Aim of the task>
Check each line of the records for "text"; collect those that have it.

Records supplied>
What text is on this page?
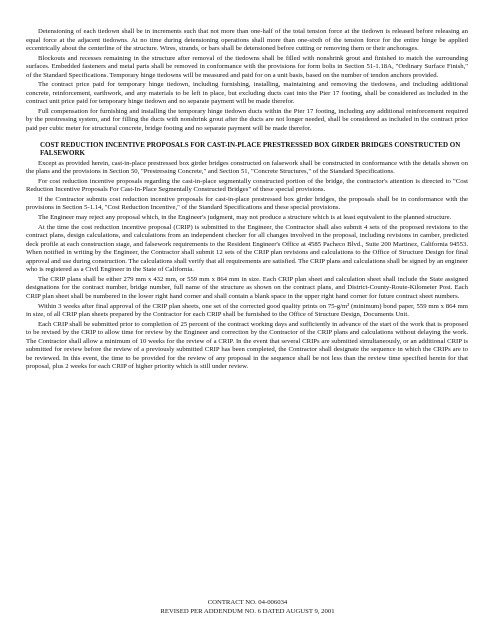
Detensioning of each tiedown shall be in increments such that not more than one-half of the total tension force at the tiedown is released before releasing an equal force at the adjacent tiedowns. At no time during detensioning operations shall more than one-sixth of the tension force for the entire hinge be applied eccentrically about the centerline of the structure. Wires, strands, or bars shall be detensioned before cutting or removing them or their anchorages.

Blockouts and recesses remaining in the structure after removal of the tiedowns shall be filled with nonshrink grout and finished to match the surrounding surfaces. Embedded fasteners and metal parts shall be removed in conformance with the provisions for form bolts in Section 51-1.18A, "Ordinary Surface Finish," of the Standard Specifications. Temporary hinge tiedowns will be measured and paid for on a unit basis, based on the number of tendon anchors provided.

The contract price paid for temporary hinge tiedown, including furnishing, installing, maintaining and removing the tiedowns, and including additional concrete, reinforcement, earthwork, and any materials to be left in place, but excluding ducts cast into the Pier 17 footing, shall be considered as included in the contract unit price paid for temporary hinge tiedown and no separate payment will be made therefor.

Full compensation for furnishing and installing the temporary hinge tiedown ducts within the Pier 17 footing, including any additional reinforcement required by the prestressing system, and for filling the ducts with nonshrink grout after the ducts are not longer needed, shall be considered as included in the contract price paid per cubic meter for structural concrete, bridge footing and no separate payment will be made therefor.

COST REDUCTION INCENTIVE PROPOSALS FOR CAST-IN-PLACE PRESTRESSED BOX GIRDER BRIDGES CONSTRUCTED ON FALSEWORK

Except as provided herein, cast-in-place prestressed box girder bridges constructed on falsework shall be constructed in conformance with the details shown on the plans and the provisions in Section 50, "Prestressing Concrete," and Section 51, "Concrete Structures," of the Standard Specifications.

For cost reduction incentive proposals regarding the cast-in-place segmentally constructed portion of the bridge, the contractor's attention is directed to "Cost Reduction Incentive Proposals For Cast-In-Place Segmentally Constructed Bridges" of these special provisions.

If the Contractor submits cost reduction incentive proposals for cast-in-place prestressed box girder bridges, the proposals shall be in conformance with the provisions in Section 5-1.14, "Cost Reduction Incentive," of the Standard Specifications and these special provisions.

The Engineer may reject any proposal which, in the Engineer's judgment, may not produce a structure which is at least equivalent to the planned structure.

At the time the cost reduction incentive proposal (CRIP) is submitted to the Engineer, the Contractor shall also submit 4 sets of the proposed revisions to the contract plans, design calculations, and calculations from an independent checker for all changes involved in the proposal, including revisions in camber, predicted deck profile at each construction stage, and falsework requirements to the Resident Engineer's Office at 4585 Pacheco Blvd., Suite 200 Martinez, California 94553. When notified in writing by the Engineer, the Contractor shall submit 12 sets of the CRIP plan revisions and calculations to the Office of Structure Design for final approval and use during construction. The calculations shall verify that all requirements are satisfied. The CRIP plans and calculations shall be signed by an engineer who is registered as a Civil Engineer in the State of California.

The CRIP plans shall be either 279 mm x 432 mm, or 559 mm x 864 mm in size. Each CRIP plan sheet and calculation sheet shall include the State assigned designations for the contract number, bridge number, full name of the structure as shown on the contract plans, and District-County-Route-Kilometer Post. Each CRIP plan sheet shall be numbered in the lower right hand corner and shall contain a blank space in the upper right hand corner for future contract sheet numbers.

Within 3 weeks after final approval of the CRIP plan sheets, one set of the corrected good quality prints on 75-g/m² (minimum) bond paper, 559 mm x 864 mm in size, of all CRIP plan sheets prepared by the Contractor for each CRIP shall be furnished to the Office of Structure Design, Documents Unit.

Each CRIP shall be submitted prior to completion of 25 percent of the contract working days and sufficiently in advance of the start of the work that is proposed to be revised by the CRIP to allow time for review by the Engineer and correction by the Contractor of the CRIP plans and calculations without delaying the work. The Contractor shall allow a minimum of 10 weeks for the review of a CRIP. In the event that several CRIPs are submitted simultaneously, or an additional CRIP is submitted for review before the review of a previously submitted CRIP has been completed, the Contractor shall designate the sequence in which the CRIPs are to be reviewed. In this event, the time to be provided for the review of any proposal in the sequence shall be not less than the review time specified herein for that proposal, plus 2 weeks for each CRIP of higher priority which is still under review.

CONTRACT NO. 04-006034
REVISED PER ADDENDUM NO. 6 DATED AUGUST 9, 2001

...

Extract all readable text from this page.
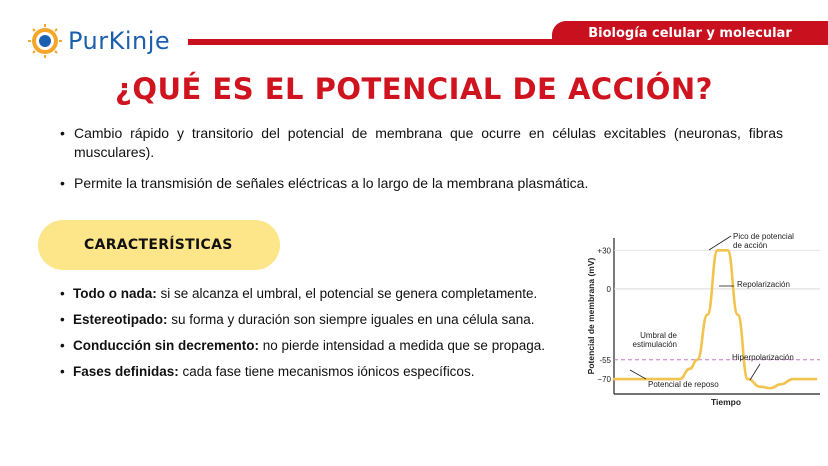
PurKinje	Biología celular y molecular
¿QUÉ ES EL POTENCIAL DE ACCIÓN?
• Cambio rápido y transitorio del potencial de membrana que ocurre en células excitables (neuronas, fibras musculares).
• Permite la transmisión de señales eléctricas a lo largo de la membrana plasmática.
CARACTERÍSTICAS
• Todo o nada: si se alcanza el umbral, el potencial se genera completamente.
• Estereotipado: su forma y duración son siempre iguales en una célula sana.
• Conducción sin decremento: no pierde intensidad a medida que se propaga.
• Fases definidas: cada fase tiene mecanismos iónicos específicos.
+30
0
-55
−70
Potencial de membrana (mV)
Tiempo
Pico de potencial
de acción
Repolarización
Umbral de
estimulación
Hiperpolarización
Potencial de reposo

Worked solution>
What text is on this page?
Extract all readable text from this page.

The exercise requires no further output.